The resected specimen revealed the inflammatory surface of lower lobe with extensive suppurative pleuritis (Figures 2(a) and 2(b)). The completely sutured lesion for the first bleeding displayed no abnormality; however, the second hemorrhage occurred in a different lesion, proximal pulmonary artery, and which resulted in a rupture due to infection (Figures 3(a) and 3(b)). Pathologically, there was a suppurative pan-pleuritis and disruption of pulmonary artery, and the pulmonary arterial wall was partly necrotic and marked infiltration of neutrophile was seen (Figures 2(b), 3(b) and 3(c)). Organizing thrombi were attached in the inflammated wall (Figure 3(b)). Histopathology resulted in adenocarcinoma with mixed subtypes and in no evidence of metastasis in lymph nodes. Tracheostomy was performed on the 26th POD. Respirator could have been weaned on the 29th POD. Two times a day of intrathoracic saline-washing had been continued for 84 days. The opened chest wall wound was closed on the 110th POD. The skin wound had been closed and he had been discharged on the 141th POD. He has been alive with no recurrence for seven years.

3. Discussion

CP is an infrequent procedure and defined as below [1]. CP is the operation during which the remainder of a lung is removed, after one or more ipsilateral resections of lung parenchyma. A single-stage operation pneumonectomy is the operation in which an entire lung is removed without previous ipsilateral resection of lung tissue. The primary operation was defined as the first ipsilateral operation in which lung tissue was removed.

On CP in patients with recurrence or second primary cancer in the remained lung after surgery of primary lung malignancy, the perioperative complications rate was reported to be 30 to 70%, in which mortality rate was high to be 3.4 to 24% [27]. These were closely related with initial operative procedure and adjuvant treatment of chemotherapy and chemoradiotherapy, and patient’s cardiopulmonary function with performance status. In the initial operation, manipulating of pulmonary artery and vein under incision of mediastinal pleura, which influenced to the hilum vessels and bronchus in mediastinum, as a resulted in severe adhesion and tissue fragility, it made the operation of CP difficult. Especially, tearing off of the adhesion perimembraneous pulmonary vessels had a high intraoperative lethal complication such as bleeding from injuring of proximal pulmonary artery. Intrapericardial manipulation of pulmonary vessels was reported to be safe and effective in case of the difficulty of tearing off of pulmonary vessels [1].

INFORMATION SUPPLIED ::
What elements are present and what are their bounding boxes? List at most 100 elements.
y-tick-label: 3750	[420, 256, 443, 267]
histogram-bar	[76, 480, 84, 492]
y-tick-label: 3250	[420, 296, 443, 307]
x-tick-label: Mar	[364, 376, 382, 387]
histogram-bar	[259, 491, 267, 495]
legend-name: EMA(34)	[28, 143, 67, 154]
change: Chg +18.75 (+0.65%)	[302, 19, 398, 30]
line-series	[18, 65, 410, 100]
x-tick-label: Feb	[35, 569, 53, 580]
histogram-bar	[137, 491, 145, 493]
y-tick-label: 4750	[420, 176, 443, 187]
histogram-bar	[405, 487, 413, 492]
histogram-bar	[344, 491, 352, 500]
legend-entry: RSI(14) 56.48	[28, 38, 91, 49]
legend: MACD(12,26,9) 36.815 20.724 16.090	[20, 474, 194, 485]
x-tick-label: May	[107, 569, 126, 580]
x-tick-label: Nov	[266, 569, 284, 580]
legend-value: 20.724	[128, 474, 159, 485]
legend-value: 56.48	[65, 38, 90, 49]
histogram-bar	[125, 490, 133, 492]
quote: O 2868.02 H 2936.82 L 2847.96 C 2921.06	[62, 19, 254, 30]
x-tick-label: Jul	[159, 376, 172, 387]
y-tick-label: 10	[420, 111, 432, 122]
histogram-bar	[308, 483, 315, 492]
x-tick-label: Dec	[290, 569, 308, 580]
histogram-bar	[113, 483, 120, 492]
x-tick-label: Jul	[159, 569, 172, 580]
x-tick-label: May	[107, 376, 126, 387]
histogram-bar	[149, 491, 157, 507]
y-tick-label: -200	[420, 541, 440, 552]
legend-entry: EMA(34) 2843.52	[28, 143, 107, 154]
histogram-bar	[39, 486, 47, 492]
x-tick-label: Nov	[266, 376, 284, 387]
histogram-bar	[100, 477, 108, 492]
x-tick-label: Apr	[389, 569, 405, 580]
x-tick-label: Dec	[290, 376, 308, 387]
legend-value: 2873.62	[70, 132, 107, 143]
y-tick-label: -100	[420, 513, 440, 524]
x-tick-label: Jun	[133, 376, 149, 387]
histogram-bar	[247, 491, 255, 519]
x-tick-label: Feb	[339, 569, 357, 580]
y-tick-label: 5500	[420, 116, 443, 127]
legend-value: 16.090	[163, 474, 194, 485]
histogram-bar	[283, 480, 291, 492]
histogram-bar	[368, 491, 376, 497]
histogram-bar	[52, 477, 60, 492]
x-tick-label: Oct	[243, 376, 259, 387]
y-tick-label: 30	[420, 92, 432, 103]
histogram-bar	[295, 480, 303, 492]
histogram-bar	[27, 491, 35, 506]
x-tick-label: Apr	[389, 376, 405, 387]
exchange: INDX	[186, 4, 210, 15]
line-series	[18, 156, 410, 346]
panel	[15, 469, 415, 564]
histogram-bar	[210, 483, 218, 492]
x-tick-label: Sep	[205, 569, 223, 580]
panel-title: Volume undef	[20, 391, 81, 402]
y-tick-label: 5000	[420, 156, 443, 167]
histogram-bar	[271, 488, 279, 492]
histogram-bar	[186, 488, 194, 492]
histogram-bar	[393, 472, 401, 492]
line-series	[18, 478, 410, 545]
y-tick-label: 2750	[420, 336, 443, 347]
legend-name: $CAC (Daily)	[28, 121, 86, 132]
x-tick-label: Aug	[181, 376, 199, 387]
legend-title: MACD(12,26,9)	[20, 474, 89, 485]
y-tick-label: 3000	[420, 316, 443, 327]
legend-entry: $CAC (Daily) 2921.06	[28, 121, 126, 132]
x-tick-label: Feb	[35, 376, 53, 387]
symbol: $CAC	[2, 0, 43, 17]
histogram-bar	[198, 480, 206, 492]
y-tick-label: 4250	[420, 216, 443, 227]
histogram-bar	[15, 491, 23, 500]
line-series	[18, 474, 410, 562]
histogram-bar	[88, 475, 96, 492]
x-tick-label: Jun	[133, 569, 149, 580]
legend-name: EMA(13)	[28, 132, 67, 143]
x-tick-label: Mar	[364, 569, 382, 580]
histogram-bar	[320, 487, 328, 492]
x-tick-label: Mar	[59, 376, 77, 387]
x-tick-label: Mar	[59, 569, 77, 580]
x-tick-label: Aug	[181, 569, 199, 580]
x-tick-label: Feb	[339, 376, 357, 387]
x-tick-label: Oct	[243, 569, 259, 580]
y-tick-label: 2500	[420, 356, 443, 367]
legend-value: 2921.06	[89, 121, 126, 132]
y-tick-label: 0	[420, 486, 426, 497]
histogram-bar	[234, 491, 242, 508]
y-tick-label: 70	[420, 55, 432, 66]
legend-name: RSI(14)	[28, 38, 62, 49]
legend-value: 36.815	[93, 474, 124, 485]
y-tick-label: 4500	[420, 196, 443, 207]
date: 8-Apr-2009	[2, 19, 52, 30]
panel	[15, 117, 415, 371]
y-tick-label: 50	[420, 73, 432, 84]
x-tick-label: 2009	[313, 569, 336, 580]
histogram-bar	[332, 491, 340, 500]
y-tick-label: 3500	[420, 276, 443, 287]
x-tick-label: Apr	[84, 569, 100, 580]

DIRECTIONS :: Retype the part of the completion pneumonectomy passage above starting at "CP is an infrequent" and ending at "tissue was removed.".

TASK RESPONSE ::
CP is an infrequent procedure and defined as below [1]. CP is the operation during which the remainder of a lung is removed, after one or more ipsilateral resections of lung parenchyma. A single-stage operation pneumonectomy is the operation in which an entire lung is removed without previous ipsilateral resection of lung tissue. The primary operation was defined as the first ipsilateral operation in which lung tissue was removed.